Your goal:
Every entry should be repeated exactly. Omit the pictures.

[Saved entries]
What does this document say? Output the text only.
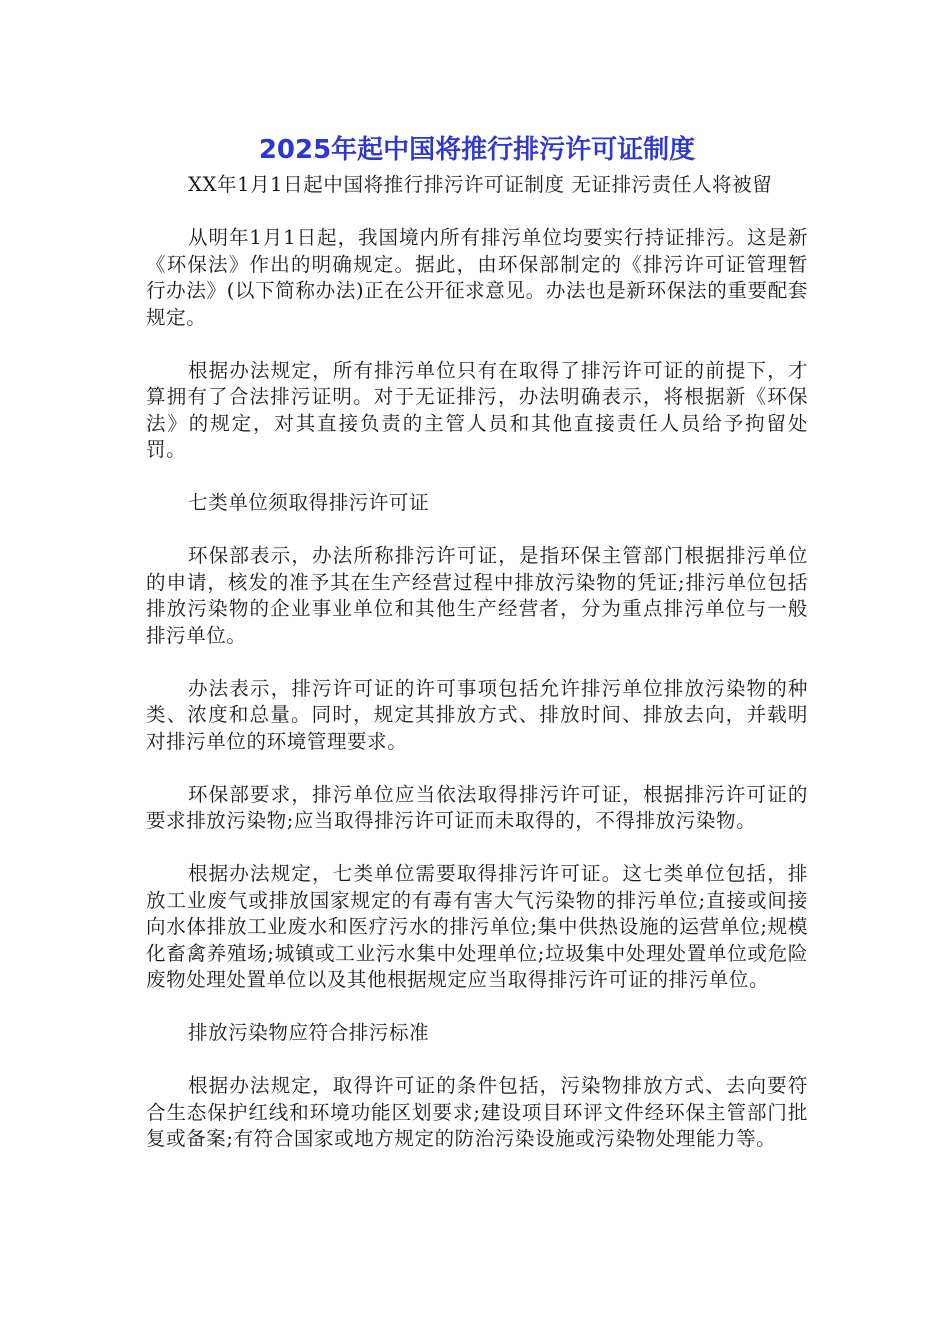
2025年起中国将推行排污许可证制度

XX年1月1日起中国将推行排污许可证制度 无证排污责任人将被留

从明年1月1日起，我国境内所有排污单位均要实行持证排污。这是新《环保法》作出的明确规定。据此，由环保部制定的《排污许可证管理暂行办法》(以下简称办法)正在公开征求意见。办法也是新环保法的重要配套规定。

根据办法规定，所有排污单位只有在取得了排污许可证的前提下，才算拥有了合法排污证明。对于无证排污，办法明确表示，将根据新《环保法》的规定，对其直接负责的主管人员和其他直接责任人员给予拘留处罚。

七类单位须取得排污许可证

环保部表示，办法所称排污许可证，是指环保主管部门根据排污单位的申请，核发的准予其在生产经营过程中排放污染物的凭证;排污单位包括排放污染物的企业事业单位和其他生产经营者，分为重点排污单位与一般排污单位。

办法表示，排污许可证的许可事项包括允许排污单位排放污染物的种类、浓度和总量。同时，规定其排放方式、排放时间、排放去向，并载明对排污单位的环境管理要求。

环保部要求，排污单位应当依法取得排污许可证，根据排污许可证的要求排放污染物;应当取得排污许可证而未取得的，不得排放污染物。

根据办法规定，七类单位需要取得排污许可证。这七类单位包括，排放工业废气或排放国家规定的有毒有害大气污染物的排污单位;直接或间接向水体排放工业废水和医疗污水的排污单位;集中供热设施的运营单位;规模化畜禽养殖场;城镇或工业污水集中处理单位;垃圾集中处理处置单位或危险废物处理处置单位以及其他根据规定应当取得排污许可证的排污单位。

排放污染物应符合排污标准

根据办法规定，取得许可证的条件包括，污染物排放方式、去向要符合生态保护红线和环境功能区划要求;建设项目环评文件经环保主管部门批复或备案;有符合国家或地方规定的防治污染设施或污染物处理能力等。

Exercise answer:
What does this document say? Output the text only.
2025年起中国将推行排污许可证制度

XX年1月1日起中国将推行排污许可证制度 无证排污责任人将被留

从明年1月1日起，我国境内所有排污单位均要实行持证排污。这是新《环保法》作出的明确规定。据此，由环保部制定的《排污许可证管理暂行办法》(以下简称办法)正在公开征求意见。办法也是新环保法的重要配套规定。

根据办法规定，所有排污单位只有在取得了排污许可证的前提下，才算拥有了合法排污证明。对于无证排污，办法明确表示，将根据新《环保法》的规定，对其直接负责的主管人员和其他直接责任人员给予拘留处罚。

七类单位须取得排污许可证

环保部表示，办法所称排污许可证，是指环保主管部门根据排污单位的申请，核发的准予其在生产经营过程中排放污染物的凭证;排污单位包括排放污染物的企业事业单位和其他生产经营者，分为重点排污单位与一般排污单位。

办法表示，排污许可证的许可事项包括允许排污单位排放污染物的种类、浓度和总量。同时，规定其排放方式、排放时间、排放去向，并载明对排污单位的环境管理要求。

环保部要求，排污单位应当依法取得排污许可证，根据排污许可证的要求排放污染物;应当取得排污许可证而未取得的，不得排放污染物。

根据办法规定，七类单位需要取得排污许可证。这七类单位包括，排放工业废气或排放国家规定的有毒有害大气污染物的排污单位;直接或间接向水体排放工业废水和医疗污水的排污单位;集中供热设施的运营单位;规模化畜禽养殖场;城镇或工业污水集中处理单位;垃圾集中处理处置单位或危险废物处理处置单位以及其他根据规定应当取得排污许可证的排污单位。

排放污染物应符合排污标准

根据办法规定，取得许可证的条件包括，污染物排放方式、去向要符合生态保护红线和环境功能区划要求;建设项目环评文件经环保主管部门批复或备案;有符合国家或地方规定的防治污染设施或污染物处理能力等。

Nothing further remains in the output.